What you should do: Send each entry back exactly as given, pictures excluded.

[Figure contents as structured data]

_ _ _ _ _

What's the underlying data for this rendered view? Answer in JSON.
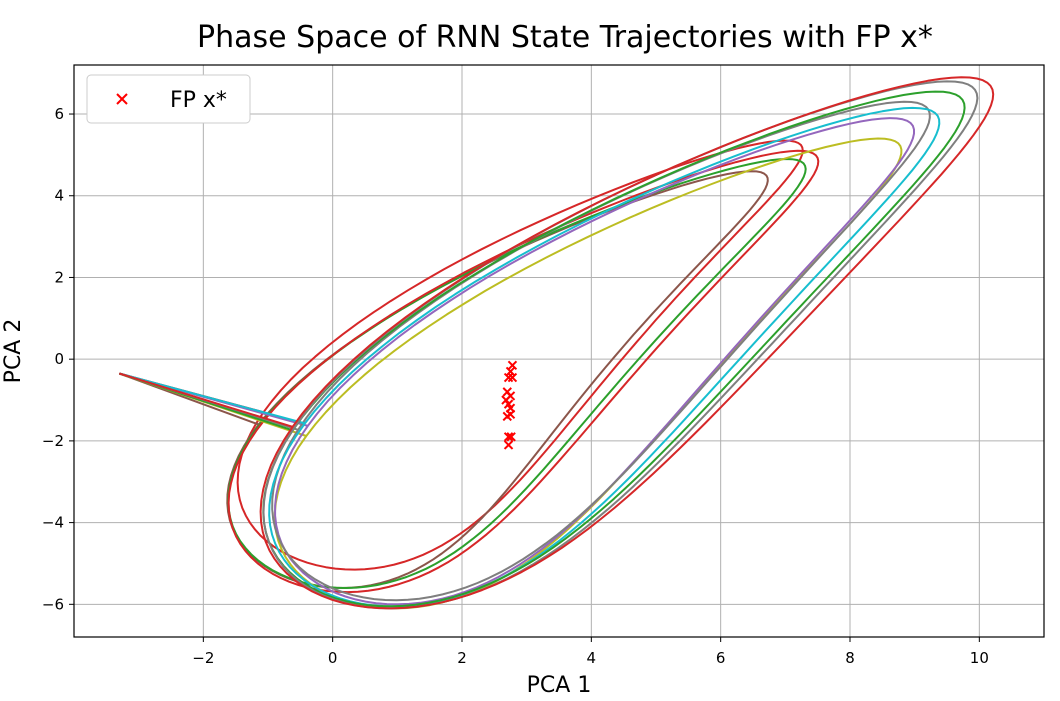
{
  "chart_data": {
    "type": "line",
    "title": "Phase Space of RNN State Trajectories with FP x*",
    "xlabel": "PCA 1",
    "ylabel": "PCA 2",
    "xlim": [
      -4.0,
      11.0
    ],
    "ylim": [
      -6.8,
      7.2
    ],
    "xticks": [
      -2,
      0,
      2,
      4,
      6,
      8,
      10
    ],
    "yticks": [
      -6,
      -4,
      -2,
      0,
      2,
      4,
      6
    ],
    "xtick_labels": [
      "−2",
      "0",
      "2",
      "4",
      "6",
      "8",
      "10"
    ],
    "ytick_labels": [
      "−6",
      "−4",
      "−2",
      "0",
      "2",
      "4",
      "6"
    ],
    "grid": true,
    "legend": {
      "placement": "top-left",
      "entries": [
        {
          "label": "FP x*",
          "marker": "x",
          "color": "#ff0000"
        }
      ]
    },
    "start_point": [
      -3.3,
      -0.35
    ],
    "fixed_points": {
      "marker": "x",
      "color": "#ff0000",
      "points": [
        [
          2.78,
          -0.15
        ],
        [
          2.75,
          -0.3
        ],
        [
          2.72,
          -0.45
        ],
        [
          2.78,
          -0.45
        ],
        [
          2.7,
          -0.8
        ],
        [
          2.75,
          -0.9
        ],
        [
          2.68,
          -1.0
        ],
        [
          2.72,
          -1.1
        ],
        [
          2.75,
          -1.2
        ],
        [
          2.7,
          -1.4
        ],
        [
          2.75,
          -1.35
        ],
        [
          2.72,
          -1.9
        ],
        [
          2.76,
          -1.9
        ],
        [
          2.72,
          -2.1
        ]
      ]
    },
    "series": [
      {
        "color": "#d62728",
        "amp_x": 4.1,
        "amp_y": 5.25,
        "offset_x": 2.9,
        "offset_y": 0.1,
        "phase": 0.95
      },
      {
        "color": "#8c564b",
        "amp_x": 3.9,
        "amp_y": 5.1,
        "offset_x": 2.55,
        "offset_y": -0.5,
        "phase": 0.95
      },
      {
        "color": "#2ca02c",
        "amp_x": 4.2,
        "amp_y": 5.25,
        "offset_x": 2.85,
        "offset_y": -0.35,
        "phase": 0.95
      },
      {
        "color": "#d62728",
        "amp_x": 4.3,
        "amp_y": 5.4,
        "offset_x": 2.95,
        "offset_y": -0.3,
        "phase": 0.95
      },
      {
        "color": "#bcbd22",
        "amp_x": 4.6,
        "amp_y": 5.75,
        "offset_x": 3.95,
        "offset_y": -0.35,
        "phase": 0.95
      },
      {
        "color": "#9467bd",
        "amp_x": 4.7,
        "amp_y": 5.95,
        "offset_x": 4.05,
        "offset_y": -0.05,
        "phase": 0.95
      },
      {
        "color": "#7f7f7f",
        "amp_x": 4.85,
        "amp_y": 6.1,
        "offset_x": 4.15,
        "offset_y": 0.2,
        "phase": 0.95
      },
      {
        "color": "#17becf",
        "amp_x": 4.95,
        "amp_y": 6.1,
        "offset_x": 4.2,
        "offset_y": 0.05,
        "phase": 0.95
      },
      {
        "color": "#2ca02c",
        "amp_x": 5.2,
        "amp_y": 6.3,
        "offset_x": 4.35,
        "offset_y": 0.25,
        "phase": 0.95
      },
      {
        "color": "#7f7f7f",
        "amp_x": 5.3,
        "amp_y": 6.45,
        "offset_x": 4.45,
        "offset_y": 0.35,
        "phase": 0.95
      },
      {
        "color": "#d62728",
        "amp_x": 5.45,
        "amp_y": 6.5,
        "offset_x": 4.55,
        "offset_y": 0.4,
        "phase": 0.95
      }
    ]
  }
}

_ _ _ _ _

Result of the exercise:
What's the underlying data for this rendered view? Answer in JSON.
{
  "chart_data": {
    "type": "line",
    "title": "Phase Space of RNN State Trajectories with FP x*",
    "xlabel": "PCA 1",
    "ylabel": "PCA 2",
    "xlim": [
      -4.0,
      11.0
    ],
    "ylim": [
      -6.8,
      7.2
    ],
    "xticks": [
      -2,
      0,
      2,
      4,
      6,
      8,
      10
    ],
    "yticks": [
      -6,
      -4,
      -2,
      0,
      2,
      4,
      6
    ],
    "xtick_labels": [
      "−2",
      "0",
      "2",
      "4",
      "6",
      "8",
      "10"
    ],
    "ytick_labels": [
      "−6",
      "−4",
      "−2",
      "0",
      "2",
      "4",
      "6"
    ],
    "grid": true,
    "legend": {
      "placement": "top-left",
      "entries": [
        {
          "label": "FP x*",
          "marker": "x",
          "color": "#ff0000"
        }
      ]
    },
    "start_point": [
      -3.3,
      -0.35
    ],
    "fixed_points": {
      "marker": "x",
      "color": "#ff0000",
      "points": [
        [
          2.78,
          -0.15
        ],
        [
          2.75,
          -0.3
        ],
        [
          2.72,
          -0.45
        ],
        [
          2.78,
          -0.45
        ],
        [
          2.7,
          -0.8
        ],
        [
          2.75,
          -0.9
        ],
        [
          2.68,
          -1.0
        ],
        [
          2.72,
          -1.1
        ],
        [
          2.75,
          -1.2
        ],
        [
          2.7,
          -1.4
        ],
        [
          2.75,
          -1.35
        ],
        [
          2.72,
          -1.9
        ],
        [
          2.76,
          -1.9
        ],
        [
          2.72,
          -2.1
        ]
      ]
    },
    "series": [
      {
        "color": "#d62728",
        "amp_x": 4.1,
        "amp_y": 5.25,
        "offset_x": 2.9,
        "offset_y": 0.1,
        "phase": 0.95
      },
      {
        "color": "#8c564b",
        "amp_x": 3.9,
        "amp_y": 5.1,
        "offset_x": 2.55,
        "offset_y": -0.5,
        "phase": 0.95
      },
      {
        "color": "#2ca02c",
        "amp_x": 4.2,
        "amp_y": 5.25,
        "offset_x": 2.85,
        "offset_y": -0.35,
        "phase": 0.95
      },
      {
        "color": "#d62728",
        "amp_x": 4.3,
        "amp_y": 5.4,
        "offset_x": 2.95,
        "offset_y": -0.3,
        "phase": 0.95
      },
      {
        "color": "#bcbd22",
        "amp_x": 4.6,
        "amp_y": 5.75,
        "offset_x": 3.95,
        "offset_y": -0.35,
        "phase": 0.95
      },
      {
        "color": "#9467bd",
        "amp_x": 4.7,
        "amp_y": 5.95,
        "offset_x": 4.05,
        "offset_y": -0.05,
        "phase": 0.95
      },
      {
        "color": "#7f7f7f",
        "amp_x": 4.85,
        "amp_y": 6.1,
        "offset_x": 4.15,
        "offset_y": 0.2,
        "phase": 0.95
      },
      {
        "color": "#17becf",
        "amp_x": 4.95,
        "amp_y": 6.1,
        "offset_x": 4.2,
        "offset_y": 0.05,
        "phase": 0.95
      },
      {
        "color": "#2ca02c",
        "amp_x": 5.2,
        "amp_y": 6.3,
        "offset_x": 4.35,
        "offset_y": 0.25,
        "phase": 0.95
      },
      {
        "color": "#7f7f7f",
        "amp_x": 5.3,
        "amp_y": 6.45,
        "offset_x": 4.45,
        "offset_y": 0.35,
        "phase": 0.95
      },
      {
        "color": "#d62728",
        "amp_x": 5.45,
        "amp_y": 6.5,
        "offset_x": 4.55,
        "offset_y": 0.4,
        "phase": 0.95
      }
    ]
  }
}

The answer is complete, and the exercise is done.